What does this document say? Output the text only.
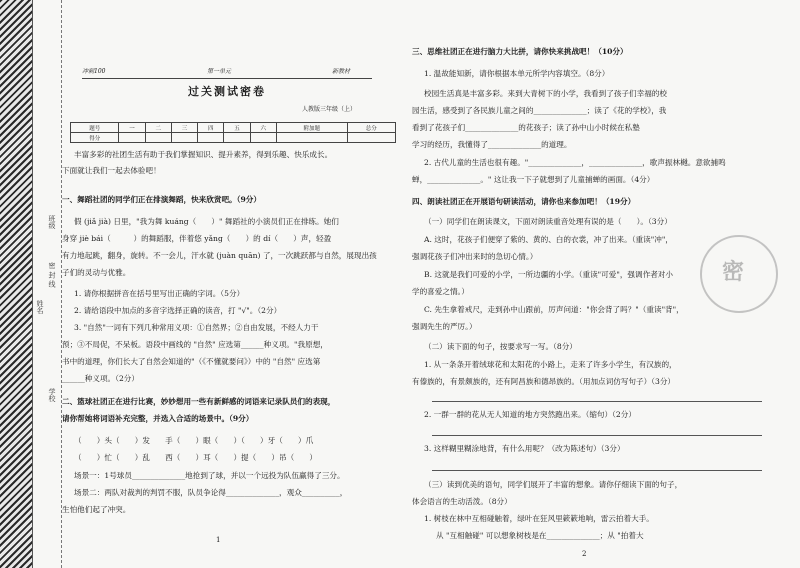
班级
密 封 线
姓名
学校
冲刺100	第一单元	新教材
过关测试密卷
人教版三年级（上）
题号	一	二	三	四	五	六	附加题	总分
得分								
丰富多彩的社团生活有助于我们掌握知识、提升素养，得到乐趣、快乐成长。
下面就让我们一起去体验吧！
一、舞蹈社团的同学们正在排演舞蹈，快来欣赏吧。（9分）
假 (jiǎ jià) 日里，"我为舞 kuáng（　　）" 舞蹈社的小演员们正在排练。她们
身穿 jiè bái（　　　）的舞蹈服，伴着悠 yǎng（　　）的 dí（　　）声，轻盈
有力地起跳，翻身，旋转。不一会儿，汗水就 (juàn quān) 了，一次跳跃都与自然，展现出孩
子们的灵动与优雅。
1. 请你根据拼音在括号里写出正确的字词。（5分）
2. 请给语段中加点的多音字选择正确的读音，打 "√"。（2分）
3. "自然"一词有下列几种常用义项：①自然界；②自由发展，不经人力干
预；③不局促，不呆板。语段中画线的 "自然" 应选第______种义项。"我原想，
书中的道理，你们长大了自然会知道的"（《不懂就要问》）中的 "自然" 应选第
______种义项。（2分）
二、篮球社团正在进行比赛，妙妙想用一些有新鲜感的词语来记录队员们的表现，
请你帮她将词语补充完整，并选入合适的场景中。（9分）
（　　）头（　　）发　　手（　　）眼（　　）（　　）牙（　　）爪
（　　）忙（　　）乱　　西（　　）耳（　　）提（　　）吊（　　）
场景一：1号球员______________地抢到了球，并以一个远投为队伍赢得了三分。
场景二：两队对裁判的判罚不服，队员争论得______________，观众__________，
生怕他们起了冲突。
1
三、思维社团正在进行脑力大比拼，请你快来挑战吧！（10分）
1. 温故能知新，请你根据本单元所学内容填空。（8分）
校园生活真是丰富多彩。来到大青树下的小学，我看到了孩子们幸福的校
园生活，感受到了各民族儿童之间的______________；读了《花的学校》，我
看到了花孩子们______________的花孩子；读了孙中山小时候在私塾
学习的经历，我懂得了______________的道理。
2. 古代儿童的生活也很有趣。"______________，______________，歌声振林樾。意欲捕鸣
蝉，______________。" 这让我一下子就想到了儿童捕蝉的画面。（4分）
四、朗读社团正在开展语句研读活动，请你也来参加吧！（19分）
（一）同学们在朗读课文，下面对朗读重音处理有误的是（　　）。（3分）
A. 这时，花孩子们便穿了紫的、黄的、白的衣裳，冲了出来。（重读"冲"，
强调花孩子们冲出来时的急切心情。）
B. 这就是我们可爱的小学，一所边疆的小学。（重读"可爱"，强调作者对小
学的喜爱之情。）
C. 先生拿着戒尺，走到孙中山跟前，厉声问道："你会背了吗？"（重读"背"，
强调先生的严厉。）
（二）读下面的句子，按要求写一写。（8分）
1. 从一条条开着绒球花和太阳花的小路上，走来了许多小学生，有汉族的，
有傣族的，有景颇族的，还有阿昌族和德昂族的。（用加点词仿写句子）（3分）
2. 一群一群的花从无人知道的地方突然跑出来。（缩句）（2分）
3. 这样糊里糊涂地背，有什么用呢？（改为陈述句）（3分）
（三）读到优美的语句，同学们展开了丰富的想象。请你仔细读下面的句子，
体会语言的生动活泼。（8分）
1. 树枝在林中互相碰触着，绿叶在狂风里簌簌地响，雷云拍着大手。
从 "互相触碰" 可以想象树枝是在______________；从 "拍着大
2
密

——————————

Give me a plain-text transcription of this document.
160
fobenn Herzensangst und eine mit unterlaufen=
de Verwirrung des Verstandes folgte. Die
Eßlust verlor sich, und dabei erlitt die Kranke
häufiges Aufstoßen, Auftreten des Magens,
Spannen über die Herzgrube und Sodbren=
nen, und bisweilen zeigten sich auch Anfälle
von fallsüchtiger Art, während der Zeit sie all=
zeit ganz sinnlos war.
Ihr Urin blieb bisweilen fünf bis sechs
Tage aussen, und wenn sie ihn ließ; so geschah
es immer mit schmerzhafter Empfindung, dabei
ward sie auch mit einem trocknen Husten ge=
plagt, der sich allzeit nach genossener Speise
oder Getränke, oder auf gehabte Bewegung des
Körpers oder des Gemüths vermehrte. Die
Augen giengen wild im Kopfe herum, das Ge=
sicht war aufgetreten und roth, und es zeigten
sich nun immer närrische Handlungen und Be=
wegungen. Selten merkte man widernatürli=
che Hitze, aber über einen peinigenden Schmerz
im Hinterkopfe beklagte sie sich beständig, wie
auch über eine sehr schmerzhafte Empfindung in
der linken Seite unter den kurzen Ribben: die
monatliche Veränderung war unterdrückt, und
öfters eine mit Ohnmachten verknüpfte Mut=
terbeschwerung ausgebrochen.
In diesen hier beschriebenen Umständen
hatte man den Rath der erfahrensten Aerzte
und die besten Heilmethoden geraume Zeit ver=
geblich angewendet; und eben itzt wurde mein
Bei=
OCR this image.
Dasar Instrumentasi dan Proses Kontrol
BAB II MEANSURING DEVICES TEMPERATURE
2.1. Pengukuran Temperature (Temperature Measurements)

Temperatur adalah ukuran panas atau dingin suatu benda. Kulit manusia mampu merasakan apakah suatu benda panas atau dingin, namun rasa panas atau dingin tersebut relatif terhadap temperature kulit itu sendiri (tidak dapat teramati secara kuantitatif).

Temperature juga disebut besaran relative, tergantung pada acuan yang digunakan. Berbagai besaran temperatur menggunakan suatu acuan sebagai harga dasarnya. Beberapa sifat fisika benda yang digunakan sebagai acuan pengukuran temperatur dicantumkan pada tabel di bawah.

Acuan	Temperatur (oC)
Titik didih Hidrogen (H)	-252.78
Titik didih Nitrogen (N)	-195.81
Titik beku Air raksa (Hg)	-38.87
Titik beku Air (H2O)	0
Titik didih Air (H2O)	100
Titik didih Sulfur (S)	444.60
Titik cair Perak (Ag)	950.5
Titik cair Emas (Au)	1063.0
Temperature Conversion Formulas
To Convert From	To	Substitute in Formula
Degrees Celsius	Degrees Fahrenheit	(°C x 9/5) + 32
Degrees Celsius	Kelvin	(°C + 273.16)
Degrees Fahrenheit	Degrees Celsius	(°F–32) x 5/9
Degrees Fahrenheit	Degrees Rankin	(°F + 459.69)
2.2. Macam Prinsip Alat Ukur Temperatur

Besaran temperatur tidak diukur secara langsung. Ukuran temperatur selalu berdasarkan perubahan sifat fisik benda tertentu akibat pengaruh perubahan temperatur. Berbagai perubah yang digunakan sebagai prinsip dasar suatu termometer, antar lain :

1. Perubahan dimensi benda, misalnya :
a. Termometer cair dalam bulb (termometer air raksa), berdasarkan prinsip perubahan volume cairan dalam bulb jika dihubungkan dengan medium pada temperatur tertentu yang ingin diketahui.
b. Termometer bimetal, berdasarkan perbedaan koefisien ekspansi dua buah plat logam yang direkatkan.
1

——————————

● **Stated problem**: From the records, copy every line that has the string "Empfindung" in it.

● **Response below**:
es immer mit schmerzhafter Empfindung, dabei
auch über eine sehr schmerzhafte Empfindung in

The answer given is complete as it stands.